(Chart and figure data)

━━━━━━━━━━━━━━━━

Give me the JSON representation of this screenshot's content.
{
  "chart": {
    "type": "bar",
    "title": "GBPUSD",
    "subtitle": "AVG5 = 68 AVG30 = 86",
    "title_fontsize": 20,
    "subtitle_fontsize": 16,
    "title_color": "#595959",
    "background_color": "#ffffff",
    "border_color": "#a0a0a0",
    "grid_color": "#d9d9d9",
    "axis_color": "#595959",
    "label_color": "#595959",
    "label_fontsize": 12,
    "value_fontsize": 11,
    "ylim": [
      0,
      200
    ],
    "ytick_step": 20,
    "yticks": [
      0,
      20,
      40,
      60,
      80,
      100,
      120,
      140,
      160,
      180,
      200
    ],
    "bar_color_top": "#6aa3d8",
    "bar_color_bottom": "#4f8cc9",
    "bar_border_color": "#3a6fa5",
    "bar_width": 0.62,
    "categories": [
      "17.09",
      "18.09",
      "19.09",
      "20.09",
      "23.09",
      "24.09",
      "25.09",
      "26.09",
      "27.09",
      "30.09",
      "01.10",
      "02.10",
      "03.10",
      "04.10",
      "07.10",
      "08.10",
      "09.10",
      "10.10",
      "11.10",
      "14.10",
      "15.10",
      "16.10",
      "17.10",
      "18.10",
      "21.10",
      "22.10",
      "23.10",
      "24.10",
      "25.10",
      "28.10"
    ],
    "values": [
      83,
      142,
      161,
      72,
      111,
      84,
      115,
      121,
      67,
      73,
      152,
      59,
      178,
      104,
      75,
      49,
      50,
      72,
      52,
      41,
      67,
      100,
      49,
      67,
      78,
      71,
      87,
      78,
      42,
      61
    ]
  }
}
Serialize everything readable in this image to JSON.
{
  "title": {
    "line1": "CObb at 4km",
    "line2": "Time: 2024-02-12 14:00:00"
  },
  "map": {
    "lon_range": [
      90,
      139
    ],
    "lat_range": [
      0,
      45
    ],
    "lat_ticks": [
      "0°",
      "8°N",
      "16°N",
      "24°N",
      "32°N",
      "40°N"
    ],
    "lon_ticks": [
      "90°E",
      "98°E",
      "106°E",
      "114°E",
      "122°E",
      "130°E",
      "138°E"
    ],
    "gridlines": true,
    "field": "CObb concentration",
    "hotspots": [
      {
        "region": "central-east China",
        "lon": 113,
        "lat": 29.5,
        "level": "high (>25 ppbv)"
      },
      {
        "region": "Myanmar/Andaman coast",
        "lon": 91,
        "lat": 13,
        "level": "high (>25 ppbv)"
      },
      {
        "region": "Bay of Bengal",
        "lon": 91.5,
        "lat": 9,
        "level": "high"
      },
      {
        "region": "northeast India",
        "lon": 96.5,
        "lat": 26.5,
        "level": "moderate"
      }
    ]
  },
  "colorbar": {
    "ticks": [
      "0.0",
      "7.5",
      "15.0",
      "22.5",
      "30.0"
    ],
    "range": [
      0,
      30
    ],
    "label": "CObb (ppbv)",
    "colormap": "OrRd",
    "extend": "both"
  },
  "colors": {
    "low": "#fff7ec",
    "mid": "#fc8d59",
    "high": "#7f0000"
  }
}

━━━━━━━━━━━━━━━━

■ **GIVEN PROBLEM**
All lines above with "high" in them should be returned.

■ **RESPONSE**
        "level": "high (>25 ppbv)"
        "level": "high (>25 ppbv)"
        "level": "high"
    "high": "#7f0000"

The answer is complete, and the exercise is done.